Extracted records:
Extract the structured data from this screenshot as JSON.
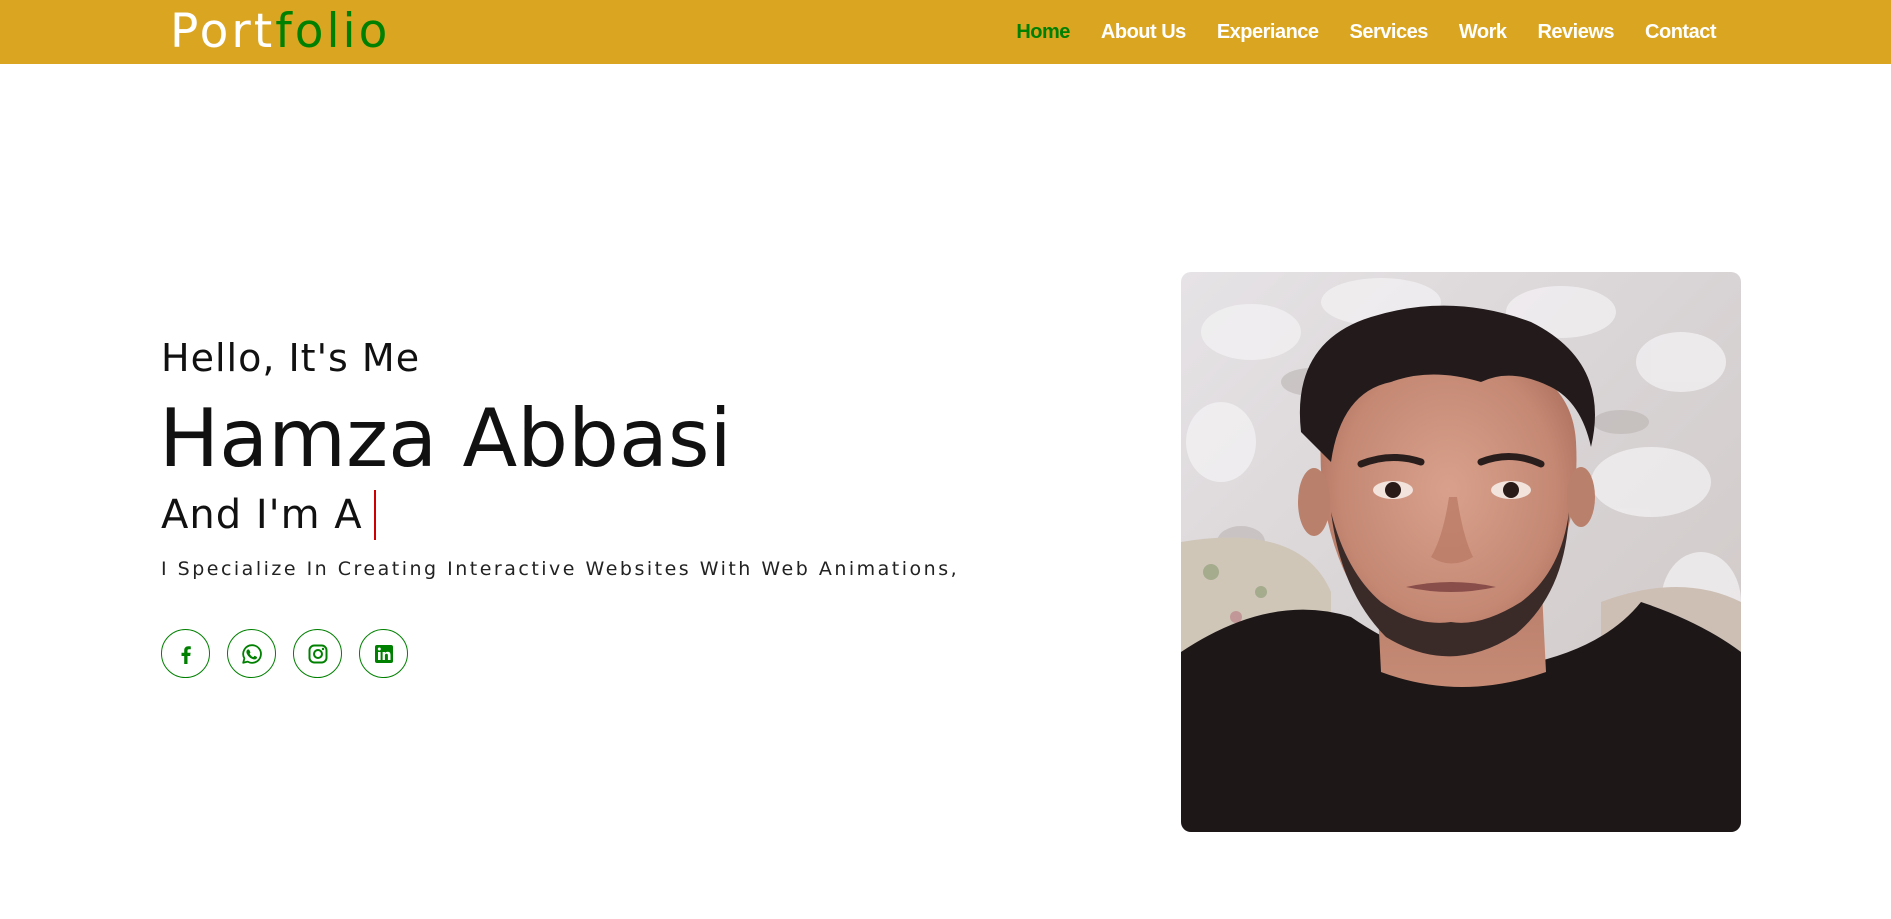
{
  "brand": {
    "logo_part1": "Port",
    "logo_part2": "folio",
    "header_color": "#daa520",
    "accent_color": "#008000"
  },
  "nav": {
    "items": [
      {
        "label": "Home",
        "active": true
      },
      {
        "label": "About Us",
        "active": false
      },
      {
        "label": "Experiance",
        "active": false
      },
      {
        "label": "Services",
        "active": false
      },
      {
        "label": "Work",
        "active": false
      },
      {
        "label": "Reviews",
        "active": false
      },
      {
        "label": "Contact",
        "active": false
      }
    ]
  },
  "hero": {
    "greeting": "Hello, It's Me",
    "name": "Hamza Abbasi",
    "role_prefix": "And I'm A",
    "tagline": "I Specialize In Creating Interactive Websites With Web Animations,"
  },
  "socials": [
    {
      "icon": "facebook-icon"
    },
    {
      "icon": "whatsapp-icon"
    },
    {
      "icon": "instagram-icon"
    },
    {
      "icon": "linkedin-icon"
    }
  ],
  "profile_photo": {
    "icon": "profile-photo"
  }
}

What needs to be done: Looking at the data above, show all lines where the word "label" occurs.

Right answer:
        "label": "Home",
        "label": "About Us",
        "label": "Experiance",
        "label": "Services",
        "label": "Work",
        "label": "Reviews",
        "label": "Contact",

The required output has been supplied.